### [Working data]
·····

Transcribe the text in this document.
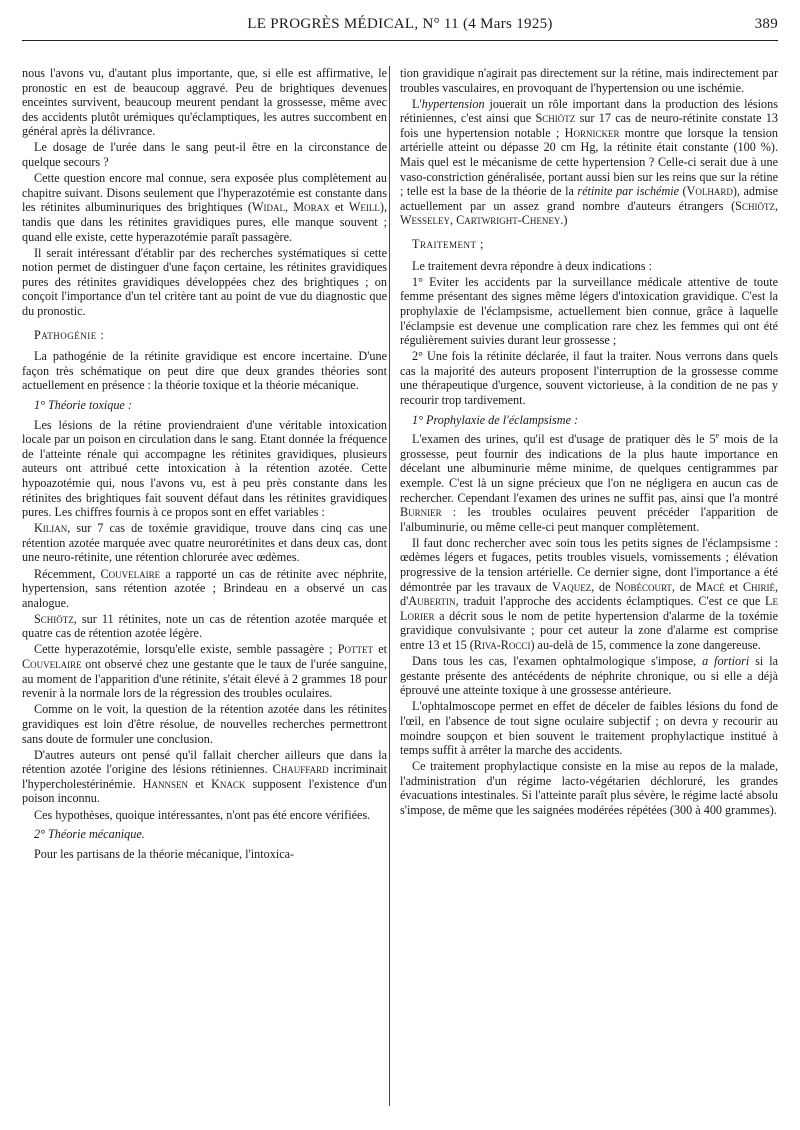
LE PROGRÈS MÉDICAL, N° 11 (4 Mars 1925)	389

nous l'avons vu, d'autant plus importante, que, si elle est affirmative, le pronostic en est de beaucoup aggravé. Peu de brightiques devenues enceintes survivent, beaucoup meurent pendant la grossesse, même avec des accidents plutôt urémiques qu'éclamptiques, les autres succombent en général après la délivrance.

Le dosage de l'urée dans le sang peut-il être en la circonstance de quelque secours ?

Cette question encore mal connue, sera exposée plus complètement au chapitre suivant. Disons seulement que l'hyperazotémie est constante dans les rétinites albuminuriques des brightiques (Widal, Morax et Weill), tandis que dans les rétinites gravidiques pures, elle manque souvent ; quand elle existe, cette hyperazotémie paraît passagère.

Il serait intéressant d'établir par des recherches systématiques si cette notion permet de distinguer d'une façon certaine, les rétinites gravidiques pures des rétinites gravidiques développées chez des brightiques ; on conçoit l'importance d'un tel critère tant au point de vue du diagnostic que du pronostic.

Pathogénie :

La pathogénie de la rétinite gravidique est encore incertaine. D'une façon très schématique on peut dire que deux grandes théories sont actuellement en présence : la théorie toxique et la théorie mécanique.

1° Théorie toxique :

Les lésions de la rétine proviendraient d'une véritable intoxication locale par un poison en circulation dans le sang. Etant donnée la fréquence de l'atteinte rénale qui accompagne les rétinites gravidiques, plusieurs auteurs ont attribué cette intoxication à la rétention azotée. Cette hypoazotémie qui, nous l'avons vu, est à peu près constante dans les rétinites des brightiques fait souvent défaut dans les rétinites gravidiques pures. Les chiffres fournis à ce propos sont en effet variables :

Kilian, sur 7 cas de toxémie gravidique, trouve dans cinq cas une rétention azotée marquée avec quatre neurorétinites et dans deux cas, dont une neuro-rétinite, une rétention chlorurée avec œdèmes.

Récemment, Couvelaire a rapporté un cas de rétinite avec néphrite, hypertension, sans rétention azotée ; Brindeau en a observé un cas analogue.

Schiötz, sur 11 rétinites, note un cas de rétention azotée marquée et quatre cas de rétention azotée légère.

Cette hyperazotémie, lorsqu'elle existe, semble passagère ; Pottet et Couvelaire ont observé chez une gestante que le taux de l'urée sanguine, au moment de l'apparition d'une rétinite, s'était élevé à 2 grammes 18 pour revenir à la normale lors de la régression des troubles oculaires.

Comme on le voit, la question de la rétention azotée dans les rétinites gravidiques est loin d'être résolue, de nouvelles recherches permettront sans doute de formuler une conclusion.

D'autres auteurs ont pensé qu'il fallait chercher ailleurs que dans la rétention azotée l'origine des lésions rétiniennes. Chauffard incriminait l'hypercholestérinémie. Hannsen et Knack supposent l'existence d'un poison inconnu.

Ces hypothèses, quoique intéressantes, n'ont pas été encore vérifiées.

2° Théorie mécanique.

Pour les partisans de la théorie mécanique, l'intoxica-

tion gravidique n'agirait pas directement sur la rétine, mais indirectement par troubles vasculaires, en provoquant de l'hypertension ou une ischémie.

L'hypertension jouerait un rôle important dans la production des lésions rétiniennes, c'est ainsi que Schiötz sur 17 cas de neuro-rétinite constate 13 fois une hypertension notable ; Hornicker montre que lorsque la tension artérielle atteint ou dépasse 20 cm Hg, la rétinite était constante (100 %). Mais quel est le mécanisme de cette hypertension ? Celle-ci serait due à une vaso-constriction généralisée, portant aussi bien sur les reins que sur la rétine ; telle est la base de la théorie de la rétinite par ischémie (Volhard), admise actuellement par un assez grand nombre d'auteurs étrangers (Schiötz, Wesseley, Cartwright-Cheney.)

Traitement ;

Le traitement devra répondre à deux indications :

1° Eviter les accidents par la surveillance médicale attentive de toute femme présentant des signes même légers d'intoxication gravidique. C'est la prophylaxie de l'éclampsisme, actuellement bien connue, grâce à laquelle l'éclampsie est devenue une complication rare chez les femmes qui ont été régulièrement suivies durant leur grossesse ;

2° Une fois la rétinite déclarée, il faut la traiter. Nous verrons dans quels cas la majorité des auteurs proposent l'interruption de la grossesse comme une thérapeutique d'urgence, souvent victorieuse, à la condition de ne pas y recourir trop tardivement.

1° Prophylaxie de l'éclampsisme :

L'examen des urines, qu'il est d'usage de pratiquer dès le 5e mois de la grossesse, peut fournir des indications de la plus haute importance en décelant une albuminurie même minime, de quelques centigrammes par exemple. C'est là un signe précieux que l'on ne négligera en aucun cas de rechercher. Cependant l'examen des urines ne suffit pas, ainsi que l'a montré Burnier : les troubles oculaires peuvent précéder l'apparition de l'albuminurie, ou même celle-ci peut manquer complètement.

Il faut donc rechercher avec soin tous les petits signes de l'éclampsisme : œdèmes légers et fugaces, petits troubles visuels, vomissements ; élévation progressive de la tension artérielle. Ce dernier signe, dont l'importance a été démontrée par les travaux de Vaquez, de Nobécourt, de Macé et Chirié, d'Aubertin, traduit l'approche des accidents éclamptiques. C'est ce que Le Lorier a décrit sous le nom de petite hypertension d'alarme de la toxémie gravidique convulsivante ; pour cet auteur la zone d'alarme est comprise entre 13 et 15 (Riva-Rocci) au-delà de 15, commence la zone dangereuse.

Dans tous les cas, l'examen ophtalmologique s'impose, a fortiori si la gestante présente des antécédents de néphrite chronique, ou si elle a déjà éprouvé une atteinte toxique à une grossesse antérieure.

L'ophtalmoscope permet en effet de déceler de faibles lésions du fond de l'œil, en l'absence de tout signe oculaire subjectif ; on devra y recourir au moindre soupçon et bien souvent le traitement prophylactique institué à temps suffit à arrêter la marche des accidents.

Ce traitement prophylactique consiste en la mise au repos de la malade, l'administration d'un régime lacto-végétarien déchloruré, les grandes évacuations intestinales. Si l'atteinte paraît plus sévère, le régime lacté absolu s'impose, de même que les saignées modérées répétées (300 à 400 grammes).
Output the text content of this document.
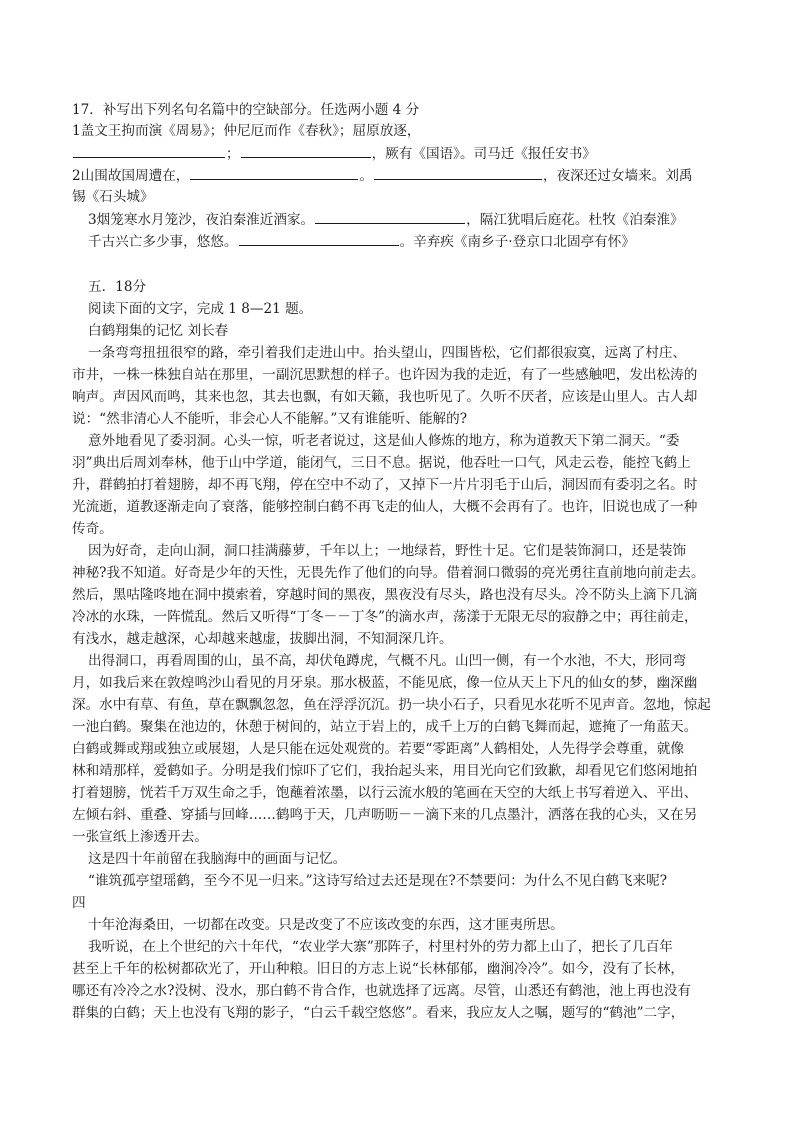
17．补写出下列名句名篇中的空缺部分。任选两小题 4 分
1盖文王拘而演《周易》；仲尼厄而作《春秋》；屈原放逐，
；	，厥有《国语》。司马迁《报任安书》
2山围故国周遭在，	。	，夜深还过女墙来。刘禹
锡《石头城》
3烟笼寒水月笼沙，夜泊秦淮近酒家。	，隔江犹唱后庭花。杜牧《泊秦淮》
千古兴亡多少事，悠悠。	。辛弃疾《南乡子·登京口北固亭有怀》
五．18分
阅读下面的文字，完成 1 8—21 题。
白鹤翔集的记忆 刘长春
一条弯弯扭扭很窄的路，牵引着我们走进山中。抬头望山，四围皆松，它们都很寂寞，远离了村庄、
市井，一株一株独自站在那里，一副沉思默想的样子。也许因为我的走近，有了一些感触吧，发出松涛的
响声。声因风而鸣，其来也忽，其去也飘，有如天籁，我也听见了。久听不厌者，应该是山里人。古人却
说：“然非清心人不能听，非会心人不能解。”又有谁能听、能解的?
意外地看见了委羽洞。心头一惊，听老者说过，这是仙人修炼的地方，称为道教天下第二洞天。“委
羽”典出后周刘奉林，他于山中学道，能闭气，三日不息。据说，他吞吐一口气，风走云卷，能控飞鹤上
升，群鹤拍打着翅膀，却不再飞翔，停在空中不动了，又掉下一片片羽毛于山后，洞因而有委羽之名。时
光流逝，道教逐渐走向了衰落，能够控制白鹤不再飞走的仙人，大概不会再有了。也许，旧说也成了一种
传奇。
因为好奇，走向山洞，洞口挂满藤萝，千年以上；一地绿苔，野性十足。它们是装饰洞口，还是装饰
神秘?我不知道。好奇是少年的天性，无畏先作了他们的向导。借着洞口微弱的亮光勇往直前地向前走去。
然后，黑咕隆咚地在洞中摸索着，穿越时间的黑夜，黑夜没有尽头，路也没有尽头。冷不防头上滴下几滴
冷冰的水珠，一阵慌乱。然后又听得“丁冬－－丁冬”的滴水声，荡漾于无限无尽的寂静之中；再往前走，
有浅水，越走越深，心却越来越虚，拔脚出洞，不知洞深几许。
出得洞口，再看周围的山，虽不高，却伏龟蹲虎，气概不凡。山凹一侧，有一个水池，不大，形同弯
月，如我后来在敦煌鸣沙山看见的月牙泉。那水极蓝，不能见底，像一位从天上下凡的仙女的梦，幽深幽
深。水中有草、有鱼，草在飘飘忽忽，鱼在浮浮沉沉。扔一块小石子，只看见水花听不见声音。忽地，惊起
一池白鹤。聚集在池边的，休憩于树间的，站立于岩上的，成千上万的白鹤飞舞而起，遮掩了一角蓝天。
白鹤或舞或翔或独立或展翅，人是只能在远处观赏的。若要“零距离”人鹤相处，人先得学会尊重，就像
林和靖那样，爱鹤如子。分明是我们惊吓了它们，我抬起头来，用目光向它们致歉，却看见它们悠闲地拍
打着翅膀，恍若千万双生命之手，饱蘸着浓墨，以行云流水般的笔画在天空的大纸上书写着逆入、平出、
左倾右斜、重叠、穿插与回峰……鹤鸣于天，几声呖呖－－滴下来的几点墨汁，洒落在我的心头，又在另
一张宣纸上渗透开去。
这是四十年前留在我脑海中的画面与记忆。
“谁筑孤亭望瑶鹤，至今不见一归来。”这诗写给过去还是现在?不禁要问：为什么不见白鹤飞来呢?
四
十年沧海桑田，一切都在改变。只是改变了不应该改变的东西，这才匪夷所思。
我听说，在上个世纪的六十年代，“农业学大寨”那阵子，村里村外的劳力都上山了，把长了几百年
甚至上千年的松树都砍光了，开山种粮。旧日的方志上说“长林郁郁，幽涧冷冷”。如今，没有了长林，
哪还有冷冷之水?没树、没水，那白鹤不肯合作，也就选择了远离。尽管，山悉还有鹤池，池上再也没有
群集的白鹤；天上也没有飞翔的影子，“白云千载空悠悠”。看来，我应友人之嘱，题写的“鹤池”二字，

·····

### [Exercise]
Report how many lines of the records above contain the word "prophylactique", and give only that number.

### [Correct answer]
2